Stated task >> Copy out all lines with the word "object" in them.

--- start Supplied entries ---

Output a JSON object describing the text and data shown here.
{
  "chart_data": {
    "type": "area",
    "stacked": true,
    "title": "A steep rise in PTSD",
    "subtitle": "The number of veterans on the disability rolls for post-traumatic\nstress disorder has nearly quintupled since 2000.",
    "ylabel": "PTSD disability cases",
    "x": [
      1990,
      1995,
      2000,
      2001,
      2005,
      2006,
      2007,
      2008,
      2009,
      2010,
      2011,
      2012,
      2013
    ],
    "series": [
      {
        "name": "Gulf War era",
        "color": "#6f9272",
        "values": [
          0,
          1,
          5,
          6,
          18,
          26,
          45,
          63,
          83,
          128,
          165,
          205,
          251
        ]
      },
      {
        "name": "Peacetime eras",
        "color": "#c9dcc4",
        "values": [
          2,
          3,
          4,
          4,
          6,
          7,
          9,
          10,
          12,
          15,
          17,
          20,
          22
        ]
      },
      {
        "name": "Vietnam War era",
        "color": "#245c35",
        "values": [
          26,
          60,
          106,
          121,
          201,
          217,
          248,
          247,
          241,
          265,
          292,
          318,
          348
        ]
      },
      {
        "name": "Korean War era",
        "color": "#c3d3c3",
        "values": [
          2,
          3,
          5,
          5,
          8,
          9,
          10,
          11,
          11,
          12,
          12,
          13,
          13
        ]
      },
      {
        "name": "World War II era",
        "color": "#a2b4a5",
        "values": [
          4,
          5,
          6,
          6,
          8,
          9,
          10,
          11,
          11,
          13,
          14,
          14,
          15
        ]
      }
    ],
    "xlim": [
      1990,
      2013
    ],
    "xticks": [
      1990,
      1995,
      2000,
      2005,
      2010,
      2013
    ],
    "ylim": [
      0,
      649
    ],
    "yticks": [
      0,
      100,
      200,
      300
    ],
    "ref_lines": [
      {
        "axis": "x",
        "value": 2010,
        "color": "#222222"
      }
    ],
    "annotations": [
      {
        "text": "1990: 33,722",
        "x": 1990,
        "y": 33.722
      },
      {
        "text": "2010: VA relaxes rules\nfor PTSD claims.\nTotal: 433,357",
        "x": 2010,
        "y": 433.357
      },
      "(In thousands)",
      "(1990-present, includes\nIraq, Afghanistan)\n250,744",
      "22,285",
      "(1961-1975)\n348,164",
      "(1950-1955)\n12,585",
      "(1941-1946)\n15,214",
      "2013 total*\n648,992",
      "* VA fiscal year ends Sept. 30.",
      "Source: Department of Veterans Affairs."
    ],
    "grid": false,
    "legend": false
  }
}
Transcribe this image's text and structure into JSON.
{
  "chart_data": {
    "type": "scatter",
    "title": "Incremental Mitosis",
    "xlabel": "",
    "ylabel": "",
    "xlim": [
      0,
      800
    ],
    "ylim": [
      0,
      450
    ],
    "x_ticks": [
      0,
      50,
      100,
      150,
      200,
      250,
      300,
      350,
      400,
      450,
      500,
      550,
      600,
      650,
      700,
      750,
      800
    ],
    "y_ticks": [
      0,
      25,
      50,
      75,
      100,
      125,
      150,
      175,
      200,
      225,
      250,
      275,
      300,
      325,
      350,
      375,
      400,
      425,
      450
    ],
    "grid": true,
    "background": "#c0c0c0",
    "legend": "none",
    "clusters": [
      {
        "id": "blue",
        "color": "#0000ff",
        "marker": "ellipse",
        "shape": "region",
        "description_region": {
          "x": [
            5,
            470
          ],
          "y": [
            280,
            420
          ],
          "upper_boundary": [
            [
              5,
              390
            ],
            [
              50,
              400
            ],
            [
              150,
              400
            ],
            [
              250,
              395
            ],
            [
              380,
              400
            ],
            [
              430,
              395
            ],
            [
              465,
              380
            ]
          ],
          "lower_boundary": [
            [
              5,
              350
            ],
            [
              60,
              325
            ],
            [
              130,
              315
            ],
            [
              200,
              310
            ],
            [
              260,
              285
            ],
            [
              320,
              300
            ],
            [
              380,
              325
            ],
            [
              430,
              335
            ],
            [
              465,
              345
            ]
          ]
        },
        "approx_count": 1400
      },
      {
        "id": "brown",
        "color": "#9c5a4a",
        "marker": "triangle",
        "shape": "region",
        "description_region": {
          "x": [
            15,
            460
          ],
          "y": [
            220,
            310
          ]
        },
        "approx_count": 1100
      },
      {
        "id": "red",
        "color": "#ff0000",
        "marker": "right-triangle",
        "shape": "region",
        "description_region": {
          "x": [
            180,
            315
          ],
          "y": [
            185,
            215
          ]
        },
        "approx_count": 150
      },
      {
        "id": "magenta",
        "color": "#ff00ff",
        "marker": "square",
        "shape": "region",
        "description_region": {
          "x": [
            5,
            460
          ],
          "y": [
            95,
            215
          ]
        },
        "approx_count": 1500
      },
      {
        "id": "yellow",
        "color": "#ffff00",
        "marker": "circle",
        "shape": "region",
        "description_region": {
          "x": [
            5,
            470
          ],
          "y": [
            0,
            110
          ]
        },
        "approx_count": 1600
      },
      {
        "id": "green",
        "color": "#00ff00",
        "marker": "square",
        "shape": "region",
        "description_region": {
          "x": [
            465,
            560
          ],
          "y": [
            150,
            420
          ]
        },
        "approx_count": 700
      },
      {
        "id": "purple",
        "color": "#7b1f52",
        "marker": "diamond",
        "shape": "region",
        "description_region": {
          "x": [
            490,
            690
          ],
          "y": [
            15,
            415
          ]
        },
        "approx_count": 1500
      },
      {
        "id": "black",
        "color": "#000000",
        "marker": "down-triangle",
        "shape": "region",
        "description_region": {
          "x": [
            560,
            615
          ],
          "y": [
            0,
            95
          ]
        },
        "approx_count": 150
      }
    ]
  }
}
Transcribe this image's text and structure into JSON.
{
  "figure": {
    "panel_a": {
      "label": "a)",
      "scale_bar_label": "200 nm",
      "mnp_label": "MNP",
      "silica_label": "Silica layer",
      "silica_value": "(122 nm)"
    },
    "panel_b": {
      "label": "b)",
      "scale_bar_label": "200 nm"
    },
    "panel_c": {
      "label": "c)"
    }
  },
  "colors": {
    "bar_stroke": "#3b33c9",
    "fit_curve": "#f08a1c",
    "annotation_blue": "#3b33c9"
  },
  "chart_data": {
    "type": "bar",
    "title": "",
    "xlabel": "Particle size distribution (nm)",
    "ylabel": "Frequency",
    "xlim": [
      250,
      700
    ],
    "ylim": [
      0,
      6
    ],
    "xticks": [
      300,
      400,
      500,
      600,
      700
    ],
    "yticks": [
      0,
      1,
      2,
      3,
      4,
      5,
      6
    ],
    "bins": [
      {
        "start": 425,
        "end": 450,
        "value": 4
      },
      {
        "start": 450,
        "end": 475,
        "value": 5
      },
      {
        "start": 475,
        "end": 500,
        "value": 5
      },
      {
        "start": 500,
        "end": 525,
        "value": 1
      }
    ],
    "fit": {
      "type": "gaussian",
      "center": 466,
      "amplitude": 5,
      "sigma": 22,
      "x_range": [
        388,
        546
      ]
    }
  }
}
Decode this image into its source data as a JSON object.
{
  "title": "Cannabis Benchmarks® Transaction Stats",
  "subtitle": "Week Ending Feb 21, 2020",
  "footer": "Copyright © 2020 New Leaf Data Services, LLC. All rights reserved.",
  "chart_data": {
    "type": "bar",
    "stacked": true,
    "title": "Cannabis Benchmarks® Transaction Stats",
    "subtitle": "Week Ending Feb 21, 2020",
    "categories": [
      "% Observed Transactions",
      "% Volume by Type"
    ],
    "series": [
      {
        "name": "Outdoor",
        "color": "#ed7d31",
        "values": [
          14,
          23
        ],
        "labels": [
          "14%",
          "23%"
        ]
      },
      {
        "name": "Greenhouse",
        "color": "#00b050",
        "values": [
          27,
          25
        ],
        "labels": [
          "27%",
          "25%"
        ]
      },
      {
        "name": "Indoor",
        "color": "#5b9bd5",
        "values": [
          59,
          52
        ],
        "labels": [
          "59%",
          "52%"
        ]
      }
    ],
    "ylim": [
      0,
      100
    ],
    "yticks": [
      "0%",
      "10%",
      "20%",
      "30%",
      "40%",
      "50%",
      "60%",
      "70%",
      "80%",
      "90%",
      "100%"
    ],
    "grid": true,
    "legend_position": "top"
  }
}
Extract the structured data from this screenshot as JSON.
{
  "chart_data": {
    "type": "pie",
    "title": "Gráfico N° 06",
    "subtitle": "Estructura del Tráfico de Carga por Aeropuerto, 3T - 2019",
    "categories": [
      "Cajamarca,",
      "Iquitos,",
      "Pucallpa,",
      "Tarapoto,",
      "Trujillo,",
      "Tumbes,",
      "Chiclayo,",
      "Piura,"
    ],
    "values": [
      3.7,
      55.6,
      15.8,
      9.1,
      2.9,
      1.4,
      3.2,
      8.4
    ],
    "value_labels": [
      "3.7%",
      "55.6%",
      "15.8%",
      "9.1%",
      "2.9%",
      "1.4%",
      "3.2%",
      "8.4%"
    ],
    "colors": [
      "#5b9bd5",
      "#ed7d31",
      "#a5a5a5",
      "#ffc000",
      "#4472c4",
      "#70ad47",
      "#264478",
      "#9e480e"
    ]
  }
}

--- end Supplied entries ---

The output >>
Output a JSON object describing the text and data shown here.
Decode this image into its source data as a JSON object.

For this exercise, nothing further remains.